# Set task
Each line containing the word "with" must be collected.
☆ ☆ ☆ ☆ ☆
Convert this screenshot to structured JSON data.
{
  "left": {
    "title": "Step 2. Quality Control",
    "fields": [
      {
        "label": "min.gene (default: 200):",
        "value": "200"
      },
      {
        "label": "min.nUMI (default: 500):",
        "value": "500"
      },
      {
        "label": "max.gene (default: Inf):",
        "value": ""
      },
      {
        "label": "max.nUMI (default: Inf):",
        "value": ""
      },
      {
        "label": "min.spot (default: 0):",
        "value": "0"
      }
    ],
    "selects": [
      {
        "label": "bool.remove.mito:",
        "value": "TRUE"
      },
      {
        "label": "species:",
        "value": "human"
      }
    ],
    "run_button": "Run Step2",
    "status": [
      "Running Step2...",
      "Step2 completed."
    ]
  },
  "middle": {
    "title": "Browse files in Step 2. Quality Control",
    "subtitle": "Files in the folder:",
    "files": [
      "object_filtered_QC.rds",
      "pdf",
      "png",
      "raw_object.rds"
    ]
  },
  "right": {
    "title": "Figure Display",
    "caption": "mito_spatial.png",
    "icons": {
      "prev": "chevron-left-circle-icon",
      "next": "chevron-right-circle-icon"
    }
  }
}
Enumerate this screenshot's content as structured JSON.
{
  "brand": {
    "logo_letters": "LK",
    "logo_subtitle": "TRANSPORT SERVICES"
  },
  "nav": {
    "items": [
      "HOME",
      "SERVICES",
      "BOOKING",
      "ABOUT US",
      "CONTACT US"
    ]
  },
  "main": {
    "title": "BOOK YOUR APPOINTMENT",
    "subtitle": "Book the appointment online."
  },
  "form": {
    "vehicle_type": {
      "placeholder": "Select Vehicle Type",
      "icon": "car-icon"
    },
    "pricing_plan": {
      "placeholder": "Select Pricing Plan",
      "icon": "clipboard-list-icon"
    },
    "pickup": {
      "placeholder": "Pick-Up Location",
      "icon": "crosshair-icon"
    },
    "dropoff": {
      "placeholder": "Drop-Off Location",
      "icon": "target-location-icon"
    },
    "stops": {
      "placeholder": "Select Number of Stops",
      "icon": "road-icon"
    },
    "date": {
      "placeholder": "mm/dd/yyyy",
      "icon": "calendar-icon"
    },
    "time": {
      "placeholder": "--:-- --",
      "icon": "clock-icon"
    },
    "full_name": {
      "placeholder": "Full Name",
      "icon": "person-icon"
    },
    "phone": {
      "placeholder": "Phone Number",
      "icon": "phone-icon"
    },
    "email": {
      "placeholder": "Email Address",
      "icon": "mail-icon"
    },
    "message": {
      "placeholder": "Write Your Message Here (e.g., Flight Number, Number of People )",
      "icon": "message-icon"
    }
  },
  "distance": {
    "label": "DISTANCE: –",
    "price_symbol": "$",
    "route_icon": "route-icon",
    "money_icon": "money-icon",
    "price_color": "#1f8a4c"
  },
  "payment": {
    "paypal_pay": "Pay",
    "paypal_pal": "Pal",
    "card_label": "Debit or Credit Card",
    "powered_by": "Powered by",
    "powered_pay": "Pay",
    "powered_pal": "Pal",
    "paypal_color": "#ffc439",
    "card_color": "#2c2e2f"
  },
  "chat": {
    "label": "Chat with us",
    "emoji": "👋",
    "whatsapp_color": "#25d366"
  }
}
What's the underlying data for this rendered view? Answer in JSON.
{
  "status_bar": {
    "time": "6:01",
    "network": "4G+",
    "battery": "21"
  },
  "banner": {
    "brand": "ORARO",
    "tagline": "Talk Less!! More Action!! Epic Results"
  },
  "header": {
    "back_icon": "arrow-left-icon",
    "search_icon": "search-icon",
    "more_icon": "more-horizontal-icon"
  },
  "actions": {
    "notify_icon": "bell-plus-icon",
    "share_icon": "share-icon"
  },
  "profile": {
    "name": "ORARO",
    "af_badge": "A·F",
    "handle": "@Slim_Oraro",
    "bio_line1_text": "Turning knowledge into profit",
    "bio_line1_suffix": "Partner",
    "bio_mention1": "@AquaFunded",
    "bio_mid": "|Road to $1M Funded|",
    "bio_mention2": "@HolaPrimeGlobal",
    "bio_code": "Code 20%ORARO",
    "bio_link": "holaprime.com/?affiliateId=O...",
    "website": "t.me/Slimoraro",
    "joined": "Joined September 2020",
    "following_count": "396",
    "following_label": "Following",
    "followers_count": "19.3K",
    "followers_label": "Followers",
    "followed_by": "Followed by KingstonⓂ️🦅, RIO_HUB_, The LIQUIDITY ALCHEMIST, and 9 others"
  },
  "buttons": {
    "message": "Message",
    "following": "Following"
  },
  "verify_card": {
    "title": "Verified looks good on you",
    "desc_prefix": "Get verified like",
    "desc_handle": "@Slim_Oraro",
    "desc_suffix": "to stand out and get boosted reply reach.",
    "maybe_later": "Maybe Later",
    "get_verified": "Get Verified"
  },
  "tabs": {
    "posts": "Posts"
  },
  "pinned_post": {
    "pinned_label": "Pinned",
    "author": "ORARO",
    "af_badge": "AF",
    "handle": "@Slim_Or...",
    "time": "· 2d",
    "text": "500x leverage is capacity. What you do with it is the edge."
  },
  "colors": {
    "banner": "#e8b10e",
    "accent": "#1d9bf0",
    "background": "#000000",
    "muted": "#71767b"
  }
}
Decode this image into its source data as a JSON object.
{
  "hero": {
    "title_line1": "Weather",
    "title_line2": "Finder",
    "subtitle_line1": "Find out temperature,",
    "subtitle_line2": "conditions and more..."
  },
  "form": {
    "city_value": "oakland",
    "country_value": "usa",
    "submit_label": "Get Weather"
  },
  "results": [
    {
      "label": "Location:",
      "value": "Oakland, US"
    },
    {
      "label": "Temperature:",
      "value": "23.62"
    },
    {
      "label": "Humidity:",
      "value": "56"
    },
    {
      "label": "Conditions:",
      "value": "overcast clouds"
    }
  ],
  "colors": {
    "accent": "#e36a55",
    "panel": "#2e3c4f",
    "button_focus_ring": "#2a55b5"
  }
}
☆ ☆ ☆ ☆ ☆
# The result
    "label": "Chat with us",
    "text": "500x leverage is capacity. What you do with it is the edge."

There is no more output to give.